> **PROBLEM TO WORK ON**
Show all lines from the data that include the word "this".

--- Start of SUPPLIED DATA ---

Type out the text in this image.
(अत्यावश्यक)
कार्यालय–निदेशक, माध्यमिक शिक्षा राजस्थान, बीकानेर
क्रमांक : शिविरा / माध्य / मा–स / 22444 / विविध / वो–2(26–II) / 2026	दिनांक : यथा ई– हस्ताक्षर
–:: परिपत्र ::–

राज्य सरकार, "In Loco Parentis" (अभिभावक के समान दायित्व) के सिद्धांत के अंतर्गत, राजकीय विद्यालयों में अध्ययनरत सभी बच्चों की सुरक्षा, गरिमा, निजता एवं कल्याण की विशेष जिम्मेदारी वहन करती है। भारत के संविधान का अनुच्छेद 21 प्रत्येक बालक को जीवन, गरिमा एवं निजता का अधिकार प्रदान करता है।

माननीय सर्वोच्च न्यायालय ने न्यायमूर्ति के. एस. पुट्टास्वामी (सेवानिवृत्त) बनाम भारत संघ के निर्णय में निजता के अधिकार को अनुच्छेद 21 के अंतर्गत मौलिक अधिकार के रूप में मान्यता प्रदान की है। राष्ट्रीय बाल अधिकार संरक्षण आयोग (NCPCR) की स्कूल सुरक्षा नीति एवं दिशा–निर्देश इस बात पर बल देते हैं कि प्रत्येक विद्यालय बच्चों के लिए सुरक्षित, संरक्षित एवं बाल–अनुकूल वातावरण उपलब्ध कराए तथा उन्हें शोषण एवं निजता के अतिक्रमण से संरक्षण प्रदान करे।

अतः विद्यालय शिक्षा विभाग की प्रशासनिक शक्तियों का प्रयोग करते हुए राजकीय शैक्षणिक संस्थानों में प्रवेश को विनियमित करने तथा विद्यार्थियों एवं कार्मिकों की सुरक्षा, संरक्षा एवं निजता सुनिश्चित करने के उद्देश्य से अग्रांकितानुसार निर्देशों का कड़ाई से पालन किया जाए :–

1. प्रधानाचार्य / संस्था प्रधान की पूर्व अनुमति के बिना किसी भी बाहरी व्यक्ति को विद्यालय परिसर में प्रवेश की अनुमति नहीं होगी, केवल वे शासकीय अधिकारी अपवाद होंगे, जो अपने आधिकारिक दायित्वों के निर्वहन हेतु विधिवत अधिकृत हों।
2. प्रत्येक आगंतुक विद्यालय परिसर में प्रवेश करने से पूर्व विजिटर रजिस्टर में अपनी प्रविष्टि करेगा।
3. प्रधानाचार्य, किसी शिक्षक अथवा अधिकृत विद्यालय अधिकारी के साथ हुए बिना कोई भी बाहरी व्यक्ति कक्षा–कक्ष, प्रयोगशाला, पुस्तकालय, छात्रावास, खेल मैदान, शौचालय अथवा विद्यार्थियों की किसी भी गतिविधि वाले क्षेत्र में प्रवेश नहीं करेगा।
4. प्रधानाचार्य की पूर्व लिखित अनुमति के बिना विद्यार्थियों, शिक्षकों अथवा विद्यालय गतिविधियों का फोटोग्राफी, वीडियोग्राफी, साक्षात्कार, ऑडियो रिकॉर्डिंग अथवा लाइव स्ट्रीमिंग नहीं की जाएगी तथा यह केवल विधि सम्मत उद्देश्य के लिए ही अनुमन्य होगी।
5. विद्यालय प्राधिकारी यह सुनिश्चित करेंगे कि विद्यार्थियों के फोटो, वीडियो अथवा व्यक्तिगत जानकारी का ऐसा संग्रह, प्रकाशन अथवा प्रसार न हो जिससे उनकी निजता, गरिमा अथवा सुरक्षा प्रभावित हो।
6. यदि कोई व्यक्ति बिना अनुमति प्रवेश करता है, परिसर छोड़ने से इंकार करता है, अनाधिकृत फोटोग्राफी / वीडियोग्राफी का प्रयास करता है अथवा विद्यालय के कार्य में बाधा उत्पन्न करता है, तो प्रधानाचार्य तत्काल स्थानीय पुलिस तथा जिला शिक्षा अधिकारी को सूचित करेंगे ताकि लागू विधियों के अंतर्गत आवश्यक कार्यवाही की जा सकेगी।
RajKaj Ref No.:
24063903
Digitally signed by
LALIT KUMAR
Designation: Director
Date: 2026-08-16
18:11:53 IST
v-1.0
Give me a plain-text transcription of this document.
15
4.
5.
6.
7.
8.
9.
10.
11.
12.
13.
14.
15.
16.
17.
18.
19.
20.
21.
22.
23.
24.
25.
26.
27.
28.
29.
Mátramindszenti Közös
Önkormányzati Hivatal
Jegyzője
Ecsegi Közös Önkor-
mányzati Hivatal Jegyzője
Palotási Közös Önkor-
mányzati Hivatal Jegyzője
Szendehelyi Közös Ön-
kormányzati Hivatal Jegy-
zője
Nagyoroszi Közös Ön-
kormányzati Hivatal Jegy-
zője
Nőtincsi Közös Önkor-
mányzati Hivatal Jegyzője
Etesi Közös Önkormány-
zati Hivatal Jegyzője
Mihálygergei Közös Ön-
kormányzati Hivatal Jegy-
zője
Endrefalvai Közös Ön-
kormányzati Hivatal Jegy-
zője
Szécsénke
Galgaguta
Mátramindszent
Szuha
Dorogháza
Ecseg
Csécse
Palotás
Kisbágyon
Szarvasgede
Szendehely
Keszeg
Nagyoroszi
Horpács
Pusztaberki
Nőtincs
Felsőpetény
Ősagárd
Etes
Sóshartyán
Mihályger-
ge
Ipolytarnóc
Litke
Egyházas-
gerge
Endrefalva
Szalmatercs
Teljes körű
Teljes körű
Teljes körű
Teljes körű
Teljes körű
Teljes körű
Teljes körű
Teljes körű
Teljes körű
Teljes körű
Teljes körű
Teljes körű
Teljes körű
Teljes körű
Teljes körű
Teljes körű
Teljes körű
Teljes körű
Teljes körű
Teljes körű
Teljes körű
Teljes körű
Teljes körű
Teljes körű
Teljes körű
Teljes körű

--- End of SUPPLIED DATA ---

> **EXERCISE RESPONSE**
Type out the text in this image.
Give me a plain-text transcription of this document.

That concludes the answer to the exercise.